▸ REQUIRED TASK
Which lines in the data below contain the string "title"? Pick out each of them and copy it.

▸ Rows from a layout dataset
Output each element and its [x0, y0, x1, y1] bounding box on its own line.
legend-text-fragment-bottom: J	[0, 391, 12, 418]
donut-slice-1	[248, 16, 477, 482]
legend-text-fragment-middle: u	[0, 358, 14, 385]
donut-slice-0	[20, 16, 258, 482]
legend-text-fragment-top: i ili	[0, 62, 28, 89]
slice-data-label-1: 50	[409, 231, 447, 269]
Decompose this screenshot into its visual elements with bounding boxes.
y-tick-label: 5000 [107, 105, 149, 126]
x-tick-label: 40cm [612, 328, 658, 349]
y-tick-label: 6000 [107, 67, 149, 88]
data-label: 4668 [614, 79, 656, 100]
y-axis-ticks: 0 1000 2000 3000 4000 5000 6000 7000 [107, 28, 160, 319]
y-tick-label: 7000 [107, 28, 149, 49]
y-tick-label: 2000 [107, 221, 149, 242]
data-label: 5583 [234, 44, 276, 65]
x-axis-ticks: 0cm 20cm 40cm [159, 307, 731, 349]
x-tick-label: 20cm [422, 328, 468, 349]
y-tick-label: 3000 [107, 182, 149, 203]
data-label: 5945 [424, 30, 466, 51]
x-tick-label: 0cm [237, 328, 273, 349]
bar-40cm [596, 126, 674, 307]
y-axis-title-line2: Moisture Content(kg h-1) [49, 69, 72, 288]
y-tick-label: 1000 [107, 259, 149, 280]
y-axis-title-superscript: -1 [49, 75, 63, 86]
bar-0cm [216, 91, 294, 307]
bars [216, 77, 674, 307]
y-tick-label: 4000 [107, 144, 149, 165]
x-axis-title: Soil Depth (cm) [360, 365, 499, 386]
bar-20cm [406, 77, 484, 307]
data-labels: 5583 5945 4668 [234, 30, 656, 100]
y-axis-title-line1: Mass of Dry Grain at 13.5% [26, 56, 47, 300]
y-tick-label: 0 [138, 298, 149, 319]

▸ THE RESULT
y-axis-title-line2: Moisture Content(kg h-1) [49, 69, 72, 288]
y-axis-title-superscript: -1 [49, 75, 63, 86]
x-axis-title: Soil Depth (cm) [360, 365, 499, 386]
y-axis-title-line1: Mass of Dry Grain at 13.5% [26, 56, 47, 300]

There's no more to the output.